• Task details
Every line below must be reproduced exactly. Copy them all.

··· Listing ···

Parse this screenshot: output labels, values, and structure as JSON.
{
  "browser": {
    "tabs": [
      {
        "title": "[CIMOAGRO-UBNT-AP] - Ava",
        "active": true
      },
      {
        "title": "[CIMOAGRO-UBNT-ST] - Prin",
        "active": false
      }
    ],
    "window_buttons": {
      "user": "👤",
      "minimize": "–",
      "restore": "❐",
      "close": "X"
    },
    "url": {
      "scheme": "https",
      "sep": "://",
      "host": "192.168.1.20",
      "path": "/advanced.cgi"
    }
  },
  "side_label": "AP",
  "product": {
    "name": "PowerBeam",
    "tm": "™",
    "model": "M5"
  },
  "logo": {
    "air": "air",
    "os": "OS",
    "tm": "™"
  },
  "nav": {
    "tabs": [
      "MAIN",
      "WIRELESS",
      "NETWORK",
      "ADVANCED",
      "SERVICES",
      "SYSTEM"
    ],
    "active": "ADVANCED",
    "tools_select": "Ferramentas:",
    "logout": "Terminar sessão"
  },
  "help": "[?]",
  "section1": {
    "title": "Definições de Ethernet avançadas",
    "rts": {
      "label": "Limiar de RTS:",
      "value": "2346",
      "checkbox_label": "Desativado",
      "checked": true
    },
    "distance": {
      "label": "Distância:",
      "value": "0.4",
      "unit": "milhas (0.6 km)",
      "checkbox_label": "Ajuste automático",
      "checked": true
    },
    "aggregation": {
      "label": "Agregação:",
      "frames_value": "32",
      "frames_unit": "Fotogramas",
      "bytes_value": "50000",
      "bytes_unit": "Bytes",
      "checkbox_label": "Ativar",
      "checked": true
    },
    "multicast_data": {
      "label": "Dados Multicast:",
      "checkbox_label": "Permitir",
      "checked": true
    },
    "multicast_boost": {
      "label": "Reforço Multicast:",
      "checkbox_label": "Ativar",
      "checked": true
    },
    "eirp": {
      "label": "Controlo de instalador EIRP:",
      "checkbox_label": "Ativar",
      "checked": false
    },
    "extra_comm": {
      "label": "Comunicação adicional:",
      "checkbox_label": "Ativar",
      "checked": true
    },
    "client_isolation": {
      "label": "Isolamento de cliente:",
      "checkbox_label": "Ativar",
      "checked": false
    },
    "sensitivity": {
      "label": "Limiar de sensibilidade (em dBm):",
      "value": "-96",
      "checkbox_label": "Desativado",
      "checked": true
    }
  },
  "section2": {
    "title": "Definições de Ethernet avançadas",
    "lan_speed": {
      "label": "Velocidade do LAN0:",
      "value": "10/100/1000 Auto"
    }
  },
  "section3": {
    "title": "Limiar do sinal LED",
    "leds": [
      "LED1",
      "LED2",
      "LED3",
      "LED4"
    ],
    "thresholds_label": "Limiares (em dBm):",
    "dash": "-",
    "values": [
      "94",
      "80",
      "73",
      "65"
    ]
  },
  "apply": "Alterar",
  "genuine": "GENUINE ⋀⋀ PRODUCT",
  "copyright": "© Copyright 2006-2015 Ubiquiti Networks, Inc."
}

···

• Solved problem
Parse this screenshot: output labels, values, and structure as JSON.
{
  "browser": {
    "tabs": [
      {
        "title": "[CIMOAGRO-UBNT-AP] - Ava",
        "active": true
      },
      {
        "title": "[CIMOAGRO-UBNT-ST] - Prin",
        "active": false
      }
    ],
    "window_buttons": {
      "user": "👤",
      "minimize": "–",
      "restore": "❐",
      "close": "X"
    },
    "url": {
      "scheme": "https",
      "sep": "://",
      "host": "192.168.1.20",
      "path": "/advanced.cgi"
    }
  },
  "side_label": "AP",
  "product": {
    "name": "PowerBeam",
    "tm": "™",
    "model": "M5"
  },
  "logo": {
    "air": "air",
    "os": "OS",
    "tm": "™"
  },
  "nav": {
    "tabs": [
      "MAIN",
      "WIRELESS",
      "NETWORK",
      "ADVANCED",
      "SERVICES",
      "SYSTEM"
    ],
    "active": "ADVANCED",
    "tools_select": "Ferramentas:",
    "logout": "Terminar sessão"
  },
  "help": "[?]",
  "section1": {
    "title": "Definições de Ethernet avançadas",
    "rts": {
      "label": "Limiar de RTS:",
      "value": "2346",
      "checkbox_label": "Desativado",
      "checked": true
    },
    "distance": {
      "label": "Distância:",
      "value": "0.4",
      "unit": "milhas (0.6 km)",
      "checkbox_label": "Ajuste automático",
      "checked": true
    },
    "aggregation": {
      "label": "Agregação:",
      "frames_value": "32",
      "frames_unit": "Fotogramas",
      "bytes_value": "50000",
      "bytes_unit": "Bytes",
      "checkbox_label": "Ativar",
      "checked": true
    },
    "multicast_data": {
      "label": "Dados Multicast:",
      "checkbox_label": "Permitir",
      "checked": true
    },
    "multicast_boost": {
      "label": "Reforço Multicast:",
      "checkbox_label": "Ativar",
      "checked": true
    },
    "eirp": {
      "label": "Controlo de instalador EIRP:",
      "checkbox_label": "Ativar",
      "checked": false
    },
    "extra_comm": {
      "label": "Comunicação adicional:",
      "checkbox_label": "Ativar",
      "checked": true
    },
    "client_isolation": {
      "label": "Isolamento de cliente:",
      "checkbox_label": "Ativar",
      "checked": false
    },
    "sensitivity": {
      "label": "Limiar de sensibilidade (em dBm):",
      "value": "-96",
      "checkbox_label": "Desativado",
      "checked": true
    }
  },
  "section2": {
    "title": "Definições de Ethernet avançadas",
    "lan_speed": {
      "label": "Velocidade do LAN0:",
      "value": "10/100/1000 Auto"
    }
  },
  "section3": {
    "title": "Limiar do sinal LED",
    "leds": [
      "LED1",
      "LED2",
      "LED3",
      "LED4"
    ],
    "thresholds_label": "Limiares (em dBm):",
    "dash": "-",
    "values": [
      "94",
      "80",
      "73",
      "65"
    ]
  },
  "apply": "Alterar",
  "genuine": "GENUINE ⋀⋀ PRODUCT",
  "copyright": "© Copyright 2006-2015 Ubiquiti Networks, Inc."
}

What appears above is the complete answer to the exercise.